▸ **Görev 1**: Aşağıdaki sayfa metninde üç noktayla biten bütün cümleleri sırasıyla yazın.

12 Ocak 2012 Perşembe

Biz Kimiz?

Başınıza gelen en büyük felaketin sizi en büyük hayalinize ulaştırabileceğini tahmin edebilir miydiniz? İşte bizim başımıza gelen de tam olarak bu... Son zamanlarda ülke olarak birbiri ardına yaşadığımız felaketlerden sadece biri olan Van Depremi nedeniyle tanıdık biz birbirimizi... Bir akşam yemeğinde buluşmamız kitaplara olan tutkumuzu farketmemize neden olduğu için okuyorsunuz bu satırları belki de...

Bir çok insanla paylaşıp ciddiye alınmadığımız için kendi içimizde ertelediğimiz bir projeyi, birbirimizi tanımadan hayal ettiğimizi farkettiğimiz anda bunu bir işaret olarak kabul edip hayalimizi gerçekleştirmeye karar verdik. Bu kararı verdiğimiz o geceden tam iki ay sonra ilk post'umuzu yayımlamaya karar verdik.

Birlikten kuvvet doğar sözüne olan inancımız iki ay içerisinde bizim gibi kitap okumayı tutku haline getirmiş yedi kişiyi aramıza katmamızı sağladı. Ve işte "Çok Okuyanlar Kulübü" projemiz bu şekilde doğdu...

Bu kulübün üyeleri olarak kendimizi özdeşleştirdiğimiz kitaplarımız ile sizlerle tanışmaya hazırız...

▸ **Görev 2**: Kayıtlarda "nav-item-label: Chats xyxy=(33,348,101,379)" içeren satırla açılıp "nav-item-label: Announcements xyxy=(33,412,221,443)" içeren satırla kapanan bölümü, "nav-item-label" yerine "menu-label" koyarak yeniden yazın ve geri kalan her şeyi olduğu gibi bırakın.

▸ **Kayıtlı Veriler**:

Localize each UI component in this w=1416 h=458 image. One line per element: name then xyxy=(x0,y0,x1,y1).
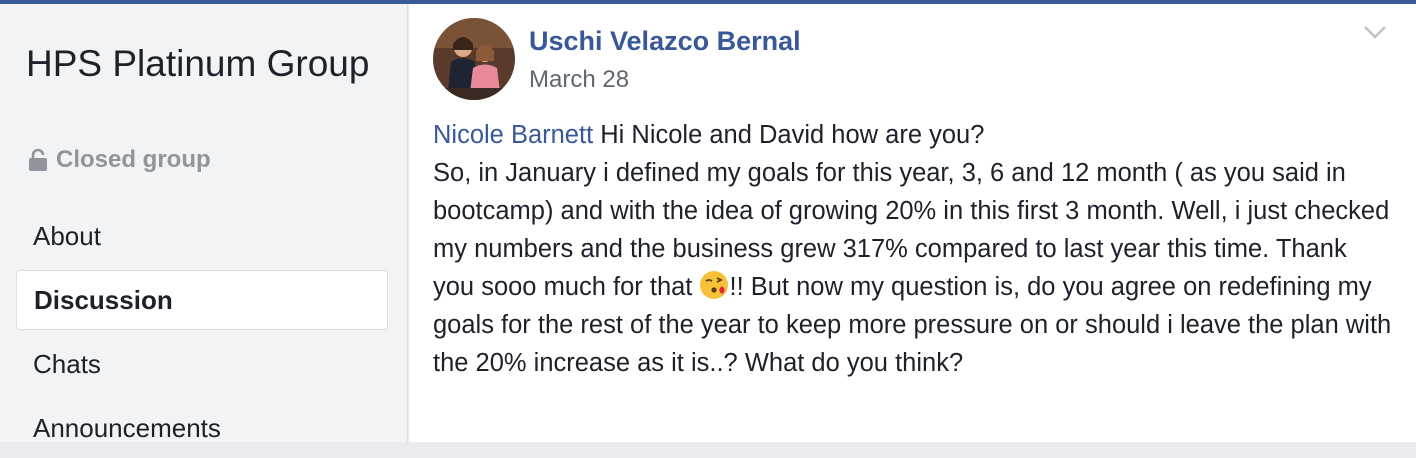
nav-item-label: Chats xyxy=(33,348,101,379)
nav-item-label: Discussion xyxy=(34,284,173,315)
author-avatar[interactable] xyxy=(433,18,515,100)
group-name[interactable]: HPS Platinum Group xyxy=(26,42,396,86)
nav-item-chats[interactable]: Chats xyxy=(16,334,388,394)
nav-item-label: About xyxy=(33,220,101,251)
nav-item-about[interactable]: About xyxy=(16,206,388,266)
mention-link[interactable]: Nicole Barnett xyxy=(433,121,593,149)
nav-item-label: Announcements xyxy=(33,412,221,443)
group-sidebar: HPS Platinum Group Closed group About Di… xyxy=(0,4,408,443)
chevron-down-icon[interactable] xyxy=(1361,20,1389,44)
lock-icon xyxy=(29,148,47,171)
kissing-face-emoji-icon xyxy=(700,271,729,299)
post-text: Nicole Barnett Hi Nicole and David how a… xyxy=(433,116,1393,382)
post-card: Uschi Velazco Bernal March 28 Nicole Bar… xyxy=(409,4,1416,442)
group-privacy: Closed group xyxy=(28,146,211,174)
post-greeting: Hi Nicole and David how are you? xyxy=(593,121,985,149)
nav-item-announcements[interactable]: Announcements xyxy=(16,398,388,458)
privacy-label: Closed group xyxy=(56,146,211,173)
post-timestamp[interactable]: March 28 xyxy=(529,66,629,94)
post-author-link[interactable]: Uschi Velazco Bernal xyxy=(529,26,801,57)
nav-item-discussion[interactable]: Discussion xyxy=(16,270,388,330)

▸ **Yazılı Çözüm 1**:
İşte bizim başımıza gelen de tam olarak bu...
Son zamanlarda ülke olarak birbiri ardına yaşadığımız felaketlerden sadece biri olan Van Depremi nedeniyle tanıdık biz birbirimizi...
Bir akşam yemeğinde buluşmamız kitaplara olan tutkumuzu farketmemize neden olduğu için okuyorsunuz bu satırları belki de...
Ve işte "Çok Okuyanlar Kulübü" projemiz bu şekilde doğdu...
Bu kulübün üyeleri olarak kendimizi özdeşleştirdiğimiz kitaplarımız ile sizlerle tanışmaya hazırız...

▸ **Yazılı Çözüm 2**:
menu-label: Chats xyxy=(33,348,101,379)
menu-label: Discussion xyxy=(34,284,173,315)
author-avatar[interactable] xyxy=(433,18,515,100)
group-name[interactable]: HPS Platinum Group xyxy=(26,42,396,86)
nav-item-chats[interactable]: Chats xyxy=(16,334,388,394)
menu-label: About xyxy=(33,220,101,251)
nav-item-about[interactable]: About xyxy=(16,206,388,266)
mention-link[interactable]: Nicole Barnett xyxy=(433,121,593,149)
menu-label: Announcements xyxy=(33,412,221,443)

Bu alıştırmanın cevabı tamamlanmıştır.